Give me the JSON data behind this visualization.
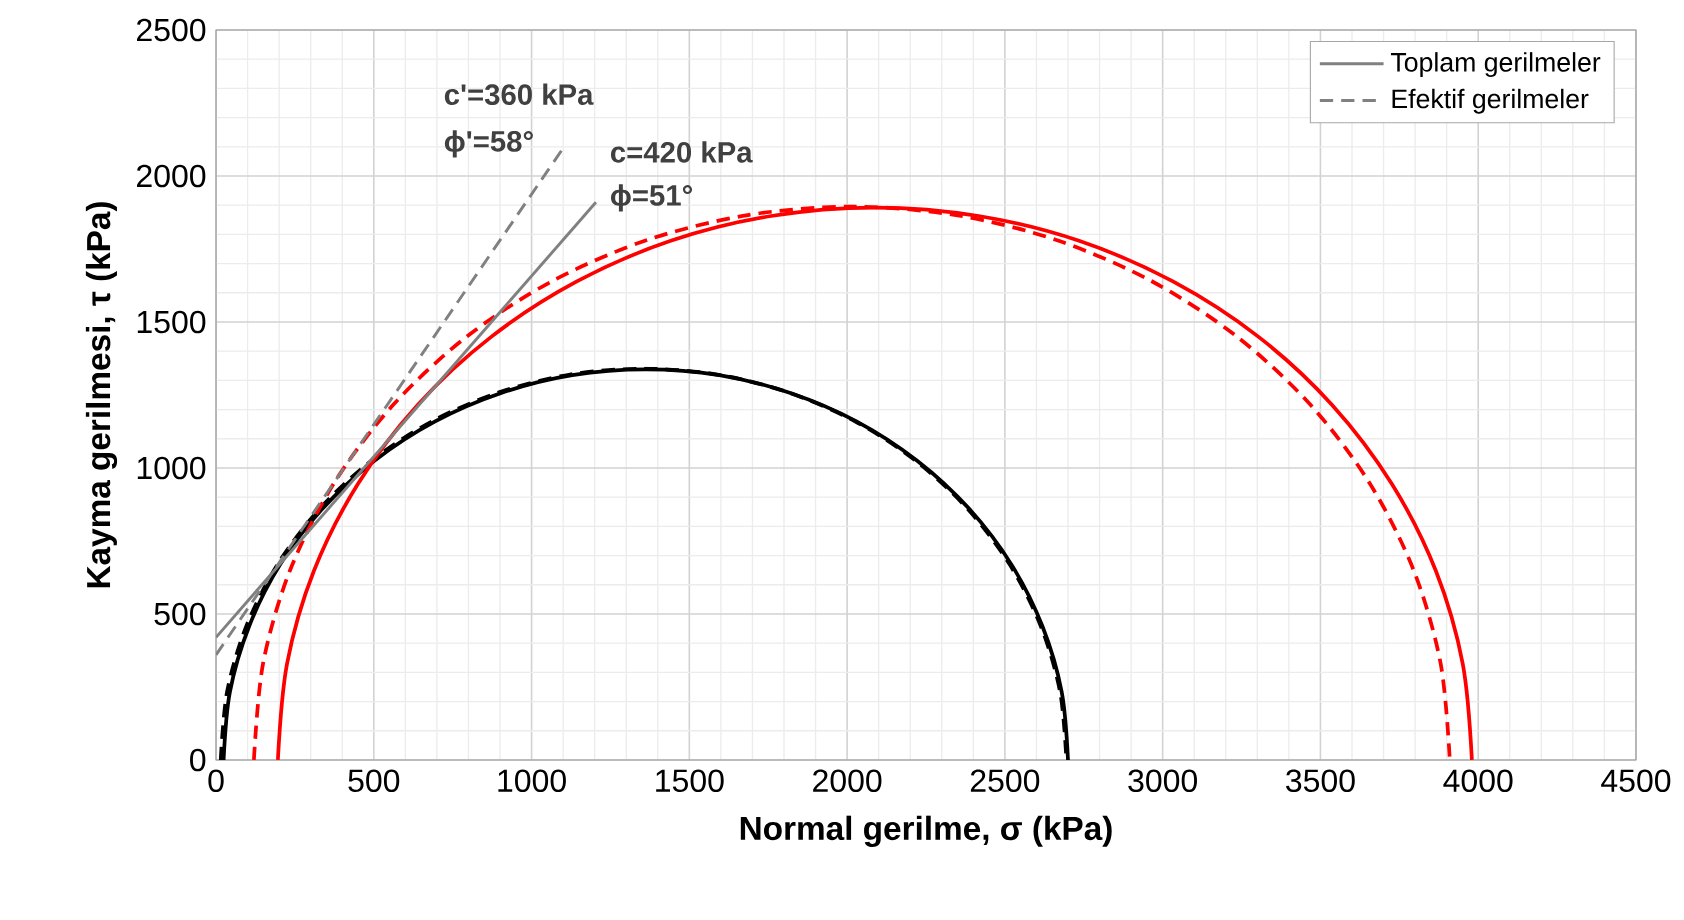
{
  "chart_data": {
    "type": "line",
    "xlabel": "Normal gerilme, σ (kPa)",
    "ylabel": "Kayma gerilmesi, τ (kPa)",
    "xlim": [
      0,
      4500
    ],
    "ylim": [
      0,
      2500
    ],
    "xticks": [
      0,
      500,
      1000,
      1500,
      2000,
      2500,
      3000,
      3500,
      4000,
      4500
    ],
    "yticks": [
      0,
      500,
      1000,
      1500,
      2000,
      2500
    ],
    "grid": true,
    "legend": "top right",
    "marker": "none",
    "annotations": [
      "c'=360 kPa",
      "ϕ'=58°",
      "c=420 kPa",
      "ϕ=51°"
    ],
    "series": [
      {
        "color": "#000000",
        "line_style": "solid",
        "x": [
          24,
          44,
          105,
          203,
          337,
          502,
          693,
          904,
          1129,
          1362,
          1595,
          1820,
          2031,
          2222,
          2387,
          2521,
          2619,
          2680,
          2700
        ],
        "values": [
          0,
          233,
          458,
          669,
          860,
          1025,
          1159,
          1257,
          1318,
          1338,
          1318,
          1257,
          1159,
          1025,
          860,
          669,
          458,
          233,
          0
        ]
      },
      {
        "color": "#000000",
        "line_style": "dashed",
        "x": [
          15,
          35,
          96,
          195,
          329,
          494,
          685,
          897,
          1122,
          1355,
          1588,
          1813,
          2025,
          2216,
          2381,
          2515,
          2614,
          2675,
          2695
        ],
        "values": [
          0,
          233,
          458,
          670,
          861,
          1026,
          1160,
          1259,
          1320,
          1340,
          1320,
          1259,
          1160,
          1026,
          861,
          670,
          458,
          233,
          0
        ]
      },
      {
        "color": "#ff0000",
        "line_style": "solid",
        "x": [
          196,
          225,
          310,
          450,
          639,
          872,
          1142,
          1441,
          1759,
          2088,
          2417,
          2735,
          3034,
          3304,
          3537,
          3726,
          3866,
          3951,
          3980
        ],
        "values": [
          0,
          329,
          647,
          946,
          1216,
          1449,
          1638,
          1778,
          1863,
          1892,
          1863,
          1778,
          1638,
          1449,
          1216,
          946,
          647,
          329,
          0
        ]
      },
      {
        "color": "#ff0000",
        "line_style": "dashed",
        "x": [
          120,
          149,
          234,
          374,
          563,
          797,
          1067,
          1367,
          1685,
          2015,
          2345,
          2663,
          2963,
          3233,
          3467,
          3656,
          3796,
          3881,
          3910
        ],
        "values": [
          0,
          330,
          648,
          948,
          1218,
          1452,
          1641,
          1781,
          1866,
          1895,
          1866,
          1781,
          1641,
          1452,
          1218,
          948,
          648,
          330,
          0
        ]
      },
      {
        "name": "Toplam gerilmeler",
        "color": "#808080",
        "line_style": "solid",
        "x": [
          0,
          1204
        ],
        "values": [
          420,
          1910
        ]
      },
      {
        "name": "Efektif gerilmeler",
        "color": "#808080",
        "line_style": "dashed",
        "x": [
          0,
          1103
        ],
        "values": [
          360,
          2100
        ]
      }
    ]
  }
}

**WRITTEN TASK**
Leave out the pictures, and give all the records again exactly.

**RESULT OF THE TASK**
Give me the JSON data behind this visualization.
{
  "chart_data": {
    "type": "line",
    "xlabel": "Normal gerilme, σ (kPa)",
    "ylabel": "Kayma gerilmesi, τ (kPa)",
    "xlim": [
      0,
      4500
    ],
    "ylim": [
      0,
      2500
    ],
    "xticks": [
      0,
      500,
      1000,
      1500,
      2000,
      2500,
      3000,
      3500,
      4000,
      4500
    ],
    "yticks": [
      0,
      500,
      1000,
      1500,
      2000,
      2500
    ],
    "grid": true,
    "legend": "top right",
    "marker": "none",
    "annotations": [
      "c'=360 kPa",
      "ϕ'=58°",
      "c=420 kPa",
      "ϕ=51°"
    ],
    "series": [
      {
        "color": "#000000",
        "line_style": "solid",
        "x": [
          24,
          44,
          105,
          203,
          337,
          502,
          693,
          904,
          1129,
          1362,
          1595,
          1820,
          2031,
          2222,
          2387,
          2521,
          2619,
          2680,
          2700
        ],
        "values": [
          0,
          233,
          458,
          669,
          860,
          1025,
          1159,
          1257,
          1318,
          1338,
          1318,
          1257,
          1159,
          1025,
          860,
          669,
          458,
          233,
          0
        ]
      },
      {
        "color": "#000000",
        "line_style": "dashed",
        "x": [
          15,
          35,
          96,
          195,
          329,
          494,
          685,
          897,
          1122,
          1355,
          1588,
          1813,
          2025,
          2216,
          2381,
          2515,
          2614,
          2675,
          2695
        ],
        "values": [
          0,
          233,
          458,
          670,
          861,
          1026,
          1160,
          1259,
          1320,
          1340,
          1320,
          1259,
          1160,
          1026,
          861,
          670,
          458,
          233,
          0
        ]
      },
      {
        "color": "#ff0000",
        "line_style": "solid",
        "x": [
          196,
          225,
          310,
          450,
          639,
          872,
          1142,
          1441,
          1759,
          2088,
          2417,
          2735,
          3034,
          3304,
          3537,
          3726,
          3866,
          3951,
          3980
        ],
        "values": [
          0,
          329,
          647,
          946,
          1216,
          1449,
          1638,
          1778,
          1863,
          1892,
          1863,
          1778,
          1638,
          1449,
          1216,
          946,
          647,
          329,
          0
        ]
      },
      {
        "color": "#ff0000",
        "line_style": "dashed",
        "x": [
          120,
          149,
          234,
          374,
          563,
          797,
          1067,
          1367,
          1685,
          2015,
          2345,
          2663,
          2963,
          3233,
          3467,
          3656,
          3796,
          3881,
          3910
        ],
        "values": [
          0,
          330,
          648,
          948,
          1218,
          1452,
          1641,
          1781,
          1866,
          1895,
          1866,
          1781,
          1641,
          1452,
          1218,
          948,
          648,
          330,
          0
        ]
      },
      {
        "name": "Toplam gerilmeler",
        "color": "#808080",
        "line_style": "solid",
        "x": [
          0,
          1204
        ],
        "values": [
          420,
          1910
        ]
      },
      {
        "name": "Efektif gerilmeler",
        "color": "#808080",
        "line_style": "dashed",
        "x": [
          0,
          1103
        ],
        "values": [
          360,
          2100
        ]
      }
    ]
  }
}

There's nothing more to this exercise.